Images of document pages with text:
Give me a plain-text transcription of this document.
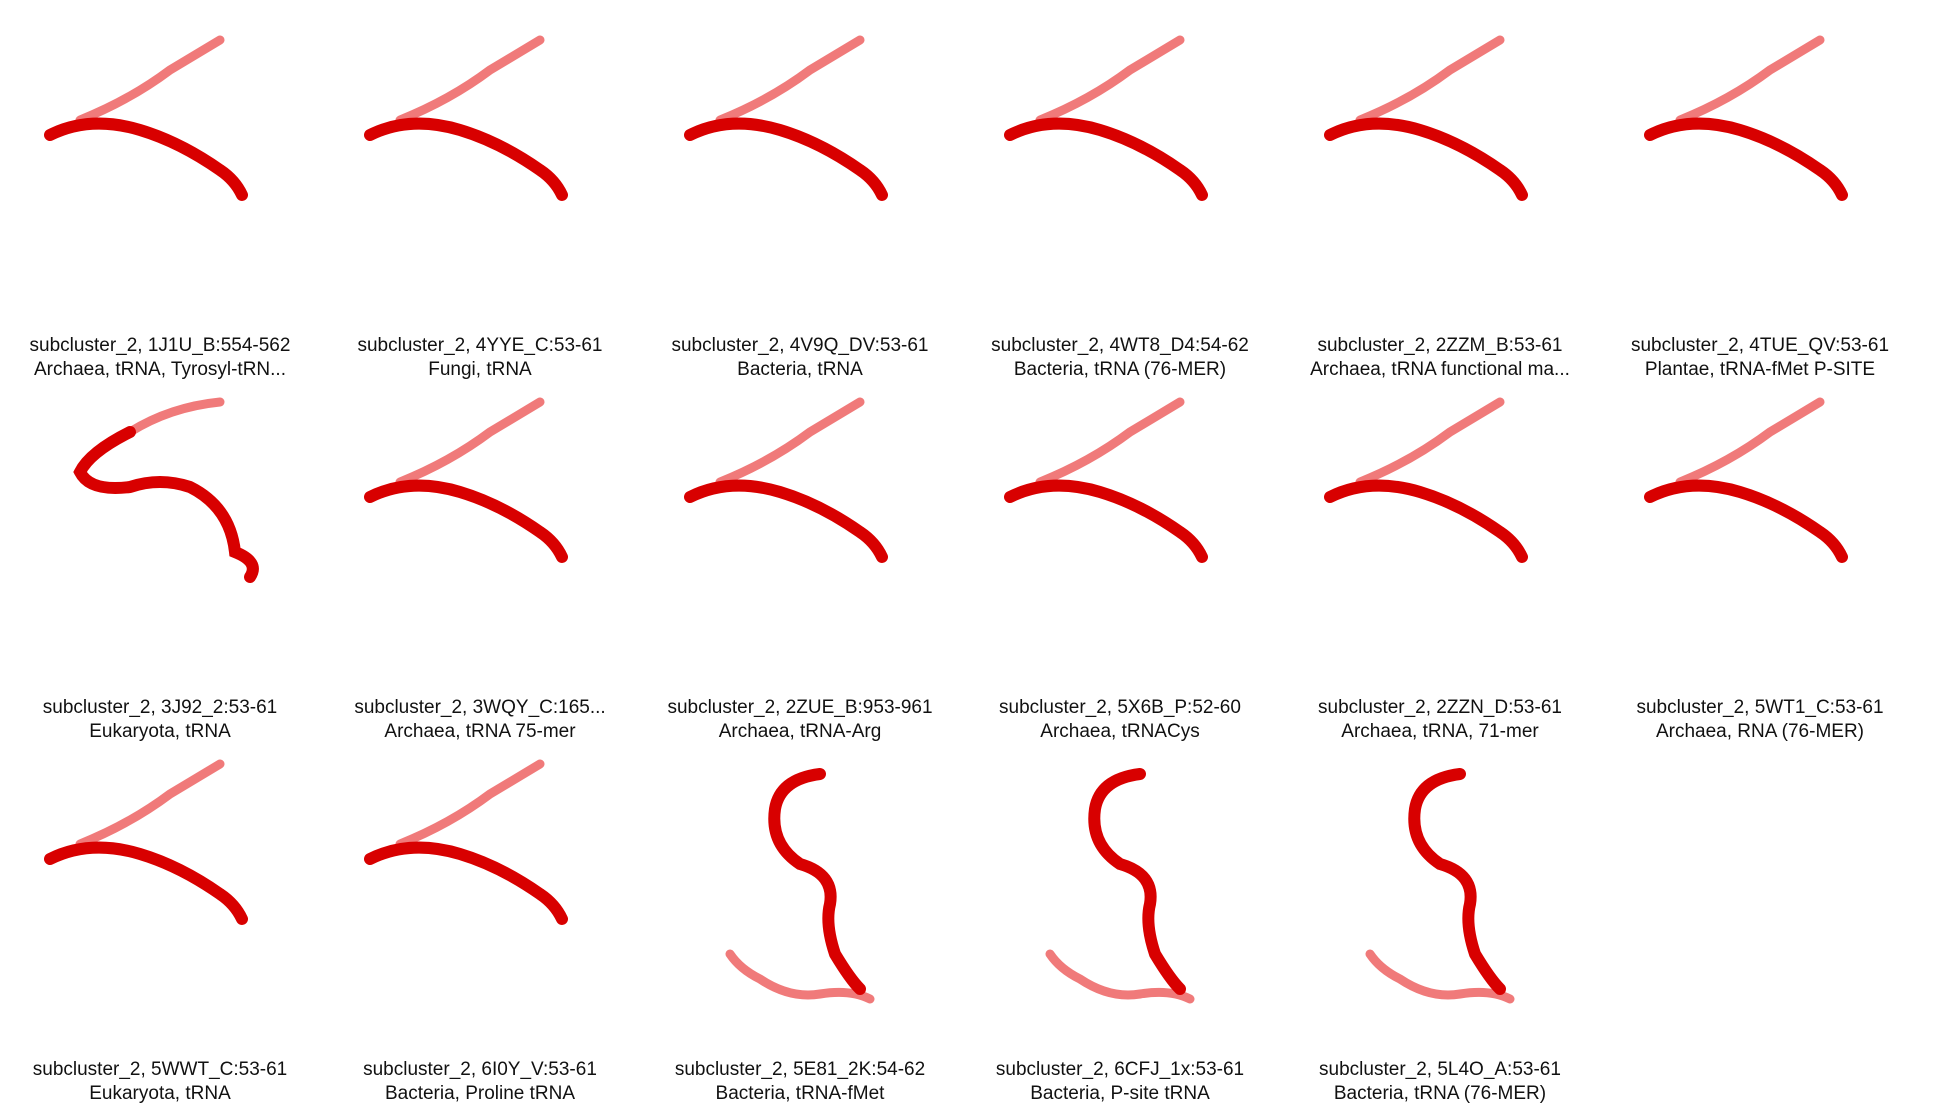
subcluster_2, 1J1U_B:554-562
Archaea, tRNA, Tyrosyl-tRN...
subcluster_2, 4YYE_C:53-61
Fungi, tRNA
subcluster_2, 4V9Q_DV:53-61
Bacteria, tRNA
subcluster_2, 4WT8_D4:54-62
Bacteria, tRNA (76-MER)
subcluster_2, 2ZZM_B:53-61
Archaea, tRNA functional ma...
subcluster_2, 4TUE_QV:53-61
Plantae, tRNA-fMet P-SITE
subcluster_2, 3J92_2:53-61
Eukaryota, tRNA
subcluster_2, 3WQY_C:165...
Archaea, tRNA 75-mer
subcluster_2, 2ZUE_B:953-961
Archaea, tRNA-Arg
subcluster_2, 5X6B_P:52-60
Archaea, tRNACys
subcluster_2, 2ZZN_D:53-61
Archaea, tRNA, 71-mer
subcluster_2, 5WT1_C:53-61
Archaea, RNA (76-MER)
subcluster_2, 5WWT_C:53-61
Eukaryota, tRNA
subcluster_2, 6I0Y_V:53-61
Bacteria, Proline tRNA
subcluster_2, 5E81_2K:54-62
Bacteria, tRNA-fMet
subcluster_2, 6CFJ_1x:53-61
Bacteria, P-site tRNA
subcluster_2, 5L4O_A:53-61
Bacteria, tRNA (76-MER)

§ Directions:
Every entry must be reproduced exactly, with the images left out.

§ Answer section:
Give me a plain-text transcription of this document.
subcluster_2, 1J1U_B:554-562
Archaea, tRNA, Tyrosyl-tRN...
subcluster_2, 4YYE_C:53-61
Fungi, tRNA
subcluster_2, 4V9Q_DV:53-61
Bacteria, tRNA
subcluster_2, 4WT8_D4:54-62
Bacteria, tRNA (76-MER)
subcluster_2, 2ZZM_B:53-61
Archaea, tRNA functional ma...
subcluster_2, 4TUE_QV:53-61
Plantae, tRNA-fMet P-SITE
subcluster_2, 3J92_2:53-61
Eukaryota, tRNA
subcluster_2, 3WQY_C:165...
Archaea, tRNA 75-mer
subcluster_2, 2ZUE_B:953-961
Archaea, tRNA-Arg
subcluster_2, 5X6B_P:52-60
Archaea, tRNACys
subcluster_2, 2ZZN_D:53-61
Archaea, tRNA, 71-mer
subcluster_2, 5WT1_C:53-61
Archaea, RNA (76-MER)
subcluster_2, 5WWT_C:53-61
Eukaryota, tRNA
subcluster_2, 6I0Y_V:53-61
Bacteria, Proline tRNA
subcluster_2, 5E81_2K:54-62
Bacteria, tRNA-fMet
subcluster_2, 6CFJ_1x:53-61
Bacteria, P-site tRNA
subcluster_2, 5L4O_A:53-61
Bacteria, tRNA (76-MER)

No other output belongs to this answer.